> Task directions
Each line below must be set down exactly; omit any image you find.

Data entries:
========
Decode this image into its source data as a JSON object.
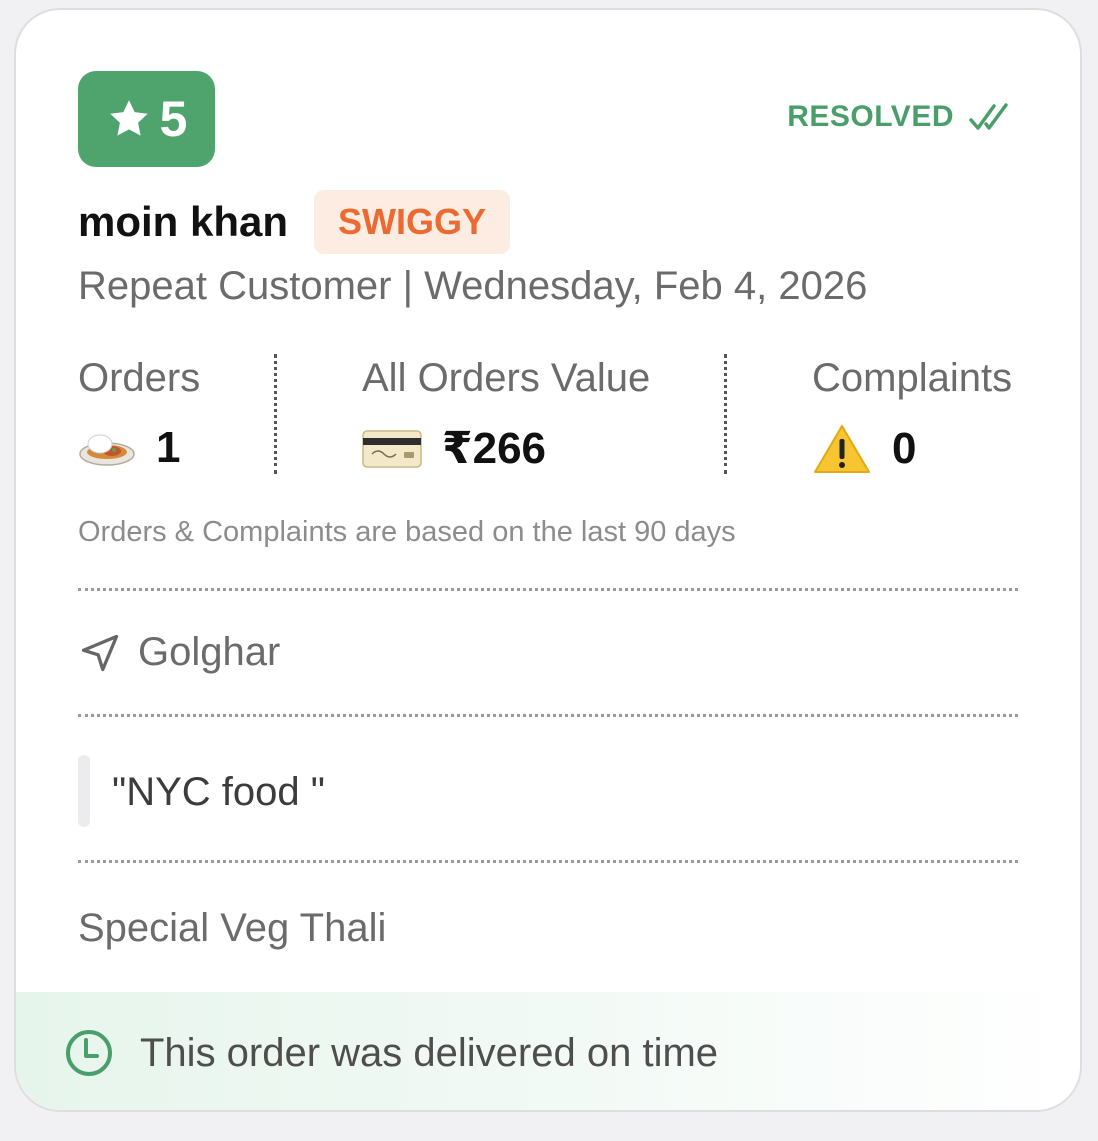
{
  "rating": {
    "value": "5",
    "icon": "star-icon",
    "color": "#4fa36d"
  },
  "status": {
    "label": "RESOLVED",
    "icon": "double-check-icon",
    "color": "#4a9e6a"
  },
  "customer": {
    "name": "moin khan",
    "platform": "SWIGGY",
    "platform_color": "#eb6a32",
    "subtitle": "Repeat Customer | Wednesday, Feb 4, 2026"
  },
  "stats": {
    "orders": {
      "label": "Orders",
      "value": "1",
      "icon": "rice-plate-icon"
    },
    "value": {
      "label": "All Orders Value",
      "value": "₹266",
      "icon": "credit-card-icon"
    },
    "complaints": {
      "label": "Complaints",
      "value": "0",
      "icon": "warning-icon"
    }
  },
  "note": "Orders & Complaints are based on the last 90 days",
  "location": {
    "text": "Golghar",
    "icon": "navigation-arrow-icon"
  },
  "comment": "\"NYC food \"",
  "item": "Special Veg Thali",
  "footer": {
    "text": "This order was delivered on time",
    "icon": "clock-icon"
  }
}
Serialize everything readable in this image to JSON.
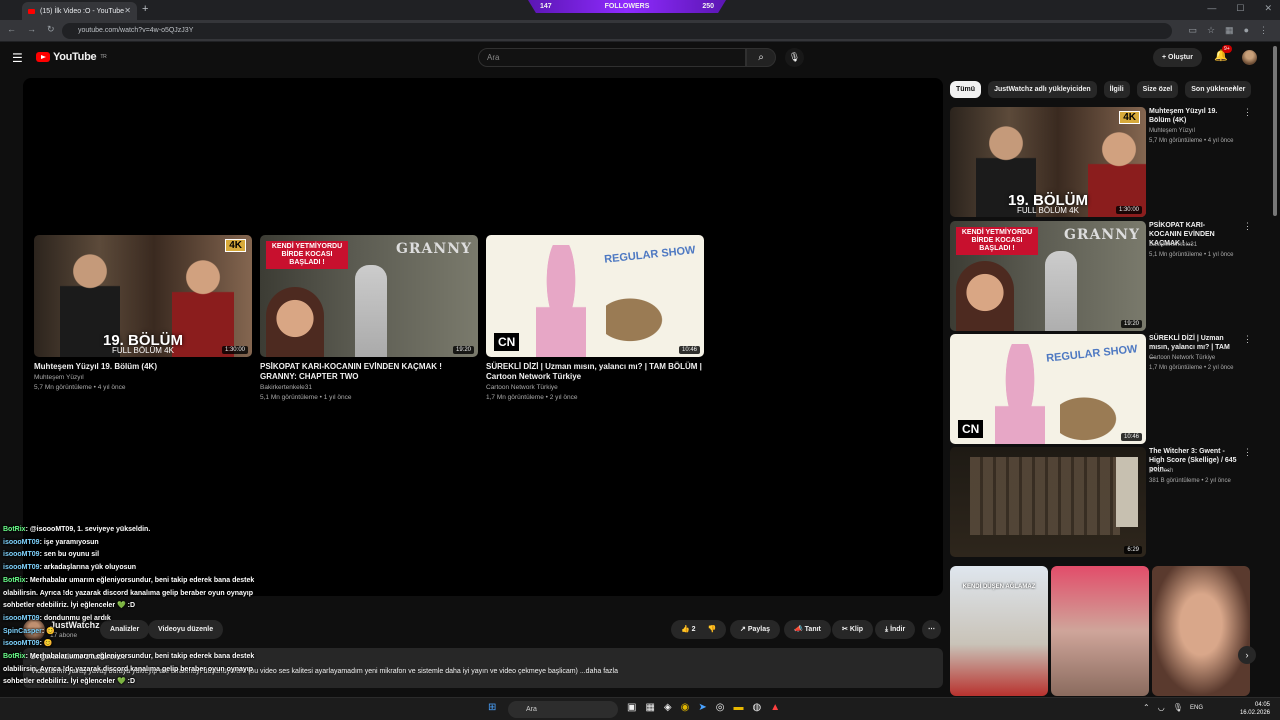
========
> Result for this task
Decode this image into its source data as a JSON object.
{
  "rating": {
    "value": "5",
    "icon": "star-icon",
    "color": "#4fa36d"
  },
  "status": {
    "label": "RESOLVED",
    "icon": "double-check-icon",
    "color": "#4a9e6a"
  },
  "customer": {
    "name": "moin khan",
    "platform": "SWIGGY",
    "platform_color": "#eb6a32",
    "subtitle": "Repeat Customer | Wednesday, Feb 4, 2026"
  },
  "stats": {
    "orders": {
      "label": "Orders",
      "value": "1",
      "icon": "rice-plate-icon"
    },
    "value": {
      "label": "All Orders Value",
      "value": "₹266",
      "icon": "credit-card-icon"
    },
    "complaints": {
      "label": "Complaints",
      "value": "0",
      "icon": "warning-icon"
    }
  },
  "note": "Orders & Complaints are based on the last 90 days",
  "location": {
    "text": "Golghar",
    "icon": "navigation-arrow-icon"
  },
  "comment": "\"NYC food \"",
  "item": "Special Veg Thali",
  "footer": {
    "text": "This order was delivered on time",
    "icon": "clock-icon"
  }
}
Serialize everything readable in this image to JSON.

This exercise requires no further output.